Kenapa banyak Korupsi di Indonesia?

1.Kurangnya Kesejahteraan
Jika seseorang mempunyai iman yang lemah orang itu akan tidak sejahtera orang itu ingin uang dan orang akan korupsi.biasanya orang korupsi karena terpaksa karena ada sesuatu seperti utang yang belum terbayar.namun bagi orang kaya sih saya rasa penyebab korupsinya sih bukan itu.

2.Kemauan tidak ada batasnya
walapun orang yang korupsi itu adalah penjabat yang tinggi atau orang kaya namun karena Manusia itu tidak memiliki rasa puas jadi penjabat/orang kaya yang ada di indonesia akan tetap korupsi walapun dia sudah sangat kaya.

3.Masuk Lingkungan Korupsi
Indonesia Banyak Korupsi karena keadaan lingkungan yang suka korupsi,jika berkenalan di lingkungan yang tidak ada korupsi dan juga sejahtera orang itu tidak akan korupsi.namun jika dia berkenalan dengan lingkungan yang suka korupsi,orang itu mudah untuk korupsi.

——

--- Tujuan A ---
Jawab pertanyaan berikut berdasarkan teks tentang korupsi di Indonesia:
(i) Apa contoh sesuatu yang membuat orang terpaksa korupsi?
(ii) Sifat manusia apa yang membuat pejabat atau orang kaya tetap korupsi walaupun sudah sangat kaya?
(iii) Di lingkungan seperti apa seseorang tidak akan korupsi?
Teks ini dan catatan merupakan bahan yang terpisah satu sama lain.

(Kutipan dari set anotasi tata letak)

——

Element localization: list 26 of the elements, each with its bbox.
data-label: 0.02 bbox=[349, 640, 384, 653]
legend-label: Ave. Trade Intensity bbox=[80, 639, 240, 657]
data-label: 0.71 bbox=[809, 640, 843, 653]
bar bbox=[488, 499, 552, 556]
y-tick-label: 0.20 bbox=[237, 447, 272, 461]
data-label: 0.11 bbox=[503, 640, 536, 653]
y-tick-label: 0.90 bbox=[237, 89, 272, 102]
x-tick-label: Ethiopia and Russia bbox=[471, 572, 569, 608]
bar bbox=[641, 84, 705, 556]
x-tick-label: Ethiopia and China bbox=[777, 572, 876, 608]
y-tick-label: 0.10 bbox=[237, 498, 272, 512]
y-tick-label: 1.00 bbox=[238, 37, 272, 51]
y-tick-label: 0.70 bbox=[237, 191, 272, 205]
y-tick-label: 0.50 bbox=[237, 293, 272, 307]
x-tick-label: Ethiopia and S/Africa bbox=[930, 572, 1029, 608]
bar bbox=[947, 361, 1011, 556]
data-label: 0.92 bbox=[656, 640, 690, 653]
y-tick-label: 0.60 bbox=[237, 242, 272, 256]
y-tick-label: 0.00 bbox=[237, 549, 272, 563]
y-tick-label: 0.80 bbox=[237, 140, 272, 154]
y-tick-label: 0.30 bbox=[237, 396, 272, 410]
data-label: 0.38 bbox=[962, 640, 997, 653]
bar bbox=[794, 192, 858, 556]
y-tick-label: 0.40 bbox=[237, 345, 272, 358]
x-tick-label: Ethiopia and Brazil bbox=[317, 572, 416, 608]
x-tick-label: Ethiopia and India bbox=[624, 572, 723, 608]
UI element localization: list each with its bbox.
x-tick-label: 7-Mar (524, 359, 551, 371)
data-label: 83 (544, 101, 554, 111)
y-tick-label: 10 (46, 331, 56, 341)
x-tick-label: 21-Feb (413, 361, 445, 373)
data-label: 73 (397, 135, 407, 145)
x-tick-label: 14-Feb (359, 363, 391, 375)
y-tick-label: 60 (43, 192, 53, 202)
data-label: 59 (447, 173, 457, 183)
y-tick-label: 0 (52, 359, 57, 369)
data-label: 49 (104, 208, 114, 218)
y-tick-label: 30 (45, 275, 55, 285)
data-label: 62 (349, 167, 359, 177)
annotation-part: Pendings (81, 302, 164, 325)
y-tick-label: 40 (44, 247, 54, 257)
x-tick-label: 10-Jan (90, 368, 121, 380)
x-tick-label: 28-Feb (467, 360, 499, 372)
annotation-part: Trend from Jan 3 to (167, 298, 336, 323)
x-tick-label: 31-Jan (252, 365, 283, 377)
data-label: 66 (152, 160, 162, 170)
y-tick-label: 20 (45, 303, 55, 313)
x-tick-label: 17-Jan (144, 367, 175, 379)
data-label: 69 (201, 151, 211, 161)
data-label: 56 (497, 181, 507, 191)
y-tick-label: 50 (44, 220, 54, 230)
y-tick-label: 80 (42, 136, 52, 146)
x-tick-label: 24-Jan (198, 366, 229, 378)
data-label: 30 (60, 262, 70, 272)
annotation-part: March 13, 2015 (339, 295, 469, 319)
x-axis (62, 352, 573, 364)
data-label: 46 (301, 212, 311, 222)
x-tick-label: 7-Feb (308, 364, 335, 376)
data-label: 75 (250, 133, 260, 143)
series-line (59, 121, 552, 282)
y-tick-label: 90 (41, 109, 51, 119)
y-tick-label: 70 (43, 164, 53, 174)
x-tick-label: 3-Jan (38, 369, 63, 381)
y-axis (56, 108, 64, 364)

——

--- Tujuan B ---
Tuliskan kembali baris-baris catatan, mulai dari awal catatan sampai baris yang memuat "y-tick-label: 0.50 bbox=[237, 293, 272, 307]", termasuk baris tersebut.

--- Jawaban Lengkap A ---
(i) Utang yang belum terbayar.
(ii) Manusia tidak memiliki rasa puas.
(iii) Lingkungan yang tidak ada korupsi dan juga sejahtera.

--- Jawaban Lengkap B ---
Element localization: list 26 of the elements, each with its bbox.
data-label: 0.02 bbox=[349, 640, 384, 653]
legend-label: Ave. Trade Intensity bbox=[80, 639, 240, 657]
data-label: 0.71 bbox=[809, 640, 843, 653]
bar bbox=[488, 499, 552, 556]
y-tick-label: 0.20 bbox=[237, 447, 272, 461]
data-label: 0.11 bbox=[503, 640, 536, 653]
y-tick-label: 0.90 bbox=[237, 89, 272, 102]
x-tick-label: Ethiopia and Russia bbox=[471, 572, 569, 608]
bar bbox=[641, 84, 705, 556]
x-tick-label: Ethiopia and China bbox=[777, 572, 876, 608]
y-tick-label: 0.10 bbox=[237, 498, 272, 512]
y-tick-label: 1.00 bbox=[238, 37, 272, 51]
y-tick-label: 0.70 bbox=[237, 191, 272, 205]
y-tick-label: 0.50 bbox=[237, 293, 272, 307]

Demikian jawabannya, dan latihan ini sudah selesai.